> **Exercise prompt**:
Find each line below containing the word "local" and copy it.
** Opening Input material block **
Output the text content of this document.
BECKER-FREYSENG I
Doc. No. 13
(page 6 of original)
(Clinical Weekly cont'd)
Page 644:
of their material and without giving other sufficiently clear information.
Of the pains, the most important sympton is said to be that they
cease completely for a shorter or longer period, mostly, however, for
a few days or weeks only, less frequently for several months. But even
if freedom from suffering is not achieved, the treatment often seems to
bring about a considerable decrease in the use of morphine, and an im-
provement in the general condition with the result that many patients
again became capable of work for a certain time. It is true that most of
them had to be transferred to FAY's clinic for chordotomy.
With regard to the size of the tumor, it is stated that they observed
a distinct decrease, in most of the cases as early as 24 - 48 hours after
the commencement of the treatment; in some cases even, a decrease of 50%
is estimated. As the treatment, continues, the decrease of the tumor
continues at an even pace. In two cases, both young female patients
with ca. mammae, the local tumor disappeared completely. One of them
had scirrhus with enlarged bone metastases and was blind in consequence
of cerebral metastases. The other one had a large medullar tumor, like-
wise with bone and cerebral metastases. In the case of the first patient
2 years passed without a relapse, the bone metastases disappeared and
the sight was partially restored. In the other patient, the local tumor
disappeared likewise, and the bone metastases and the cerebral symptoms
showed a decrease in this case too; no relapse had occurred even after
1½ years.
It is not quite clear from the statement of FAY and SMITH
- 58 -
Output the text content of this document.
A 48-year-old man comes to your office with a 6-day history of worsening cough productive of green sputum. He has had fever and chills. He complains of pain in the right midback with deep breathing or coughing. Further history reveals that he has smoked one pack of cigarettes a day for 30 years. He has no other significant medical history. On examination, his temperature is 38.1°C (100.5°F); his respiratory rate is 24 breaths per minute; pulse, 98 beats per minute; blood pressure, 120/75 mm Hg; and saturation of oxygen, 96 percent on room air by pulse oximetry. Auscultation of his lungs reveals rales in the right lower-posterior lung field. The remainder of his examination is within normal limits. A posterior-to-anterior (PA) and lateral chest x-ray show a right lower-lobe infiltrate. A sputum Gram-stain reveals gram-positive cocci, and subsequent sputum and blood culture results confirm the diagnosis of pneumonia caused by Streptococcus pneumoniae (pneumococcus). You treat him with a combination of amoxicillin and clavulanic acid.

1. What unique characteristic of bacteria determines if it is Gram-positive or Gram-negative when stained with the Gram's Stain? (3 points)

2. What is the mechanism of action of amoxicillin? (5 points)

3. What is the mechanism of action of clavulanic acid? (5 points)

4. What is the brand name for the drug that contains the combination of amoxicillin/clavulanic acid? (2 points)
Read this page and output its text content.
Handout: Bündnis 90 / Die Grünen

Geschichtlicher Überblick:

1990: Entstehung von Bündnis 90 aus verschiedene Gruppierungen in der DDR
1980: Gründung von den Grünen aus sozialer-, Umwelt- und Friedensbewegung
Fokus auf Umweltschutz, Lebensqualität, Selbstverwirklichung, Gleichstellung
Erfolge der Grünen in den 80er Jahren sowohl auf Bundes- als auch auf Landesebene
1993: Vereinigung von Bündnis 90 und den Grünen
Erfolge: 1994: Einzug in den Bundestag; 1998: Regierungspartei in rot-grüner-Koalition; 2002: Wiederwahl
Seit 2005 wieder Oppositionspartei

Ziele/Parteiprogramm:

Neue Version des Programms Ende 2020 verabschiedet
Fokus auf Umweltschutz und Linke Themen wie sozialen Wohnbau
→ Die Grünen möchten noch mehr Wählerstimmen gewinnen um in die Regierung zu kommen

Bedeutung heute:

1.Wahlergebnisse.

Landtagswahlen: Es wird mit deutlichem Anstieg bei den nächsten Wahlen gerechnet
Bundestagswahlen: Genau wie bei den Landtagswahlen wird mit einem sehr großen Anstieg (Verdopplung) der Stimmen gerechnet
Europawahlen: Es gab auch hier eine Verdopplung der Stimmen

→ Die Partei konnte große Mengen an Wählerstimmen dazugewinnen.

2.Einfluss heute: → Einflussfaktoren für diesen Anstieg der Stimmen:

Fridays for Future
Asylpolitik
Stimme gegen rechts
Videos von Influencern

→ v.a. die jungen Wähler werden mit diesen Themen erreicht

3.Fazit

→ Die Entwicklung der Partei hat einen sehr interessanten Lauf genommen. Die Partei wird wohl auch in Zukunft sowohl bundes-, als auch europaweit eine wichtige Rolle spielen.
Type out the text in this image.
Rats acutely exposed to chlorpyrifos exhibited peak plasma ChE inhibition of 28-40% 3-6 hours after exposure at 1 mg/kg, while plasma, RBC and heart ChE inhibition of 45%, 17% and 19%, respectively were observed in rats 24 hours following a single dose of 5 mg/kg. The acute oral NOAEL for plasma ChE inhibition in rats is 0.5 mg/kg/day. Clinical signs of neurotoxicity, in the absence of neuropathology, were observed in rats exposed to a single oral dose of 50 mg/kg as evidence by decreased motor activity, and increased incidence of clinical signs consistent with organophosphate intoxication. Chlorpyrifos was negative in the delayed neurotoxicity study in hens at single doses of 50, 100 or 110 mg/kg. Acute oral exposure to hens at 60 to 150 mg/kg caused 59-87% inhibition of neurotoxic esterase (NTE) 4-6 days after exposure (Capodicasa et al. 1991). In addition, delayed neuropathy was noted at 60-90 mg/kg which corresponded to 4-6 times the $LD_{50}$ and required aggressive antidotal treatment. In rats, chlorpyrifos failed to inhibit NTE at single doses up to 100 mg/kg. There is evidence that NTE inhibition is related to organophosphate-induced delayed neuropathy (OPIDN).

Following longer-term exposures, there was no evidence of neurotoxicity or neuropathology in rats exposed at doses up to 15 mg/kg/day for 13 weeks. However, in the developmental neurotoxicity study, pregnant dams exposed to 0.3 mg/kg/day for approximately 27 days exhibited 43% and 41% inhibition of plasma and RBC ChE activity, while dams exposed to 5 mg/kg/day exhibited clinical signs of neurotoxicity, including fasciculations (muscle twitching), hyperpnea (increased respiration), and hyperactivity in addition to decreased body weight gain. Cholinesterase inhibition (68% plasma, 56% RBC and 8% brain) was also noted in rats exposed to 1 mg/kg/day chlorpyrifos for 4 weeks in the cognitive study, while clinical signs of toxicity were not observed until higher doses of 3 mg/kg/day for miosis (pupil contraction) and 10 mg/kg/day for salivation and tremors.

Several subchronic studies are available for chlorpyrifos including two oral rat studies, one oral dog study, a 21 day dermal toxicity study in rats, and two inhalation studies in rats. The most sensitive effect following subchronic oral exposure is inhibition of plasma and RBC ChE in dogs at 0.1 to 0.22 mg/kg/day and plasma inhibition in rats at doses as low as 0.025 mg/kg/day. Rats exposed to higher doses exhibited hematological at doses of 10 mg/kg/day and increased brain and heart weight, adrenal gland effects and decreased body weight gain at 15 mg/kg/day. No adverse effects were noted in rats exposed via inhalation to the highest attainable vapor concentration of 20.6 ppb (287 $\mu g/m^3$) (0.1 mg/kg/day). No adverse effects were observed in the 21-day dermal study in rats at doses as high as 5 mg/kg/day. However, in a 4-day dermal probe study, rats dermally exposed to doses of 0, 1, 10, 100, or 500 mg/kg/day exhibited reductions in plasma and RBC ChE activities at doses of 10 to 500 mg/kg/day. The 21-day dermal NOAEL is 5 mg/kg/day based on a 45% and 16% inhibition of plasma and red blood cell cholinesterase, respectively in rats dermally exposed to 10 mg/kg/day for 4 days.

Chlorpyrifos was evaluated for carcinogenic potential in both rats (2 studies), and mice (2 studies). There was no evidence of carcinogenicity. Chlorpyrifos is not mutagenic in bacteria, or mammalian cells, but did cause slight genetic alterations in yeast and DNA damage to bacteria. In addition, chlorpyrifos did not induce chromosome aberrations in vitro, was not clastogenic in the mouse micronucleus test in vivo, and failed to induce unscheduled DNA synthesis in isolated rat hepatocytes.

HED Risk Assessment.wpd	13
** Closing Input material block **
> **Worked solution**:
with ca. mammae, the local tumor disappeared completely. One of them
the sight was partially restored. In the other patient, the local tumor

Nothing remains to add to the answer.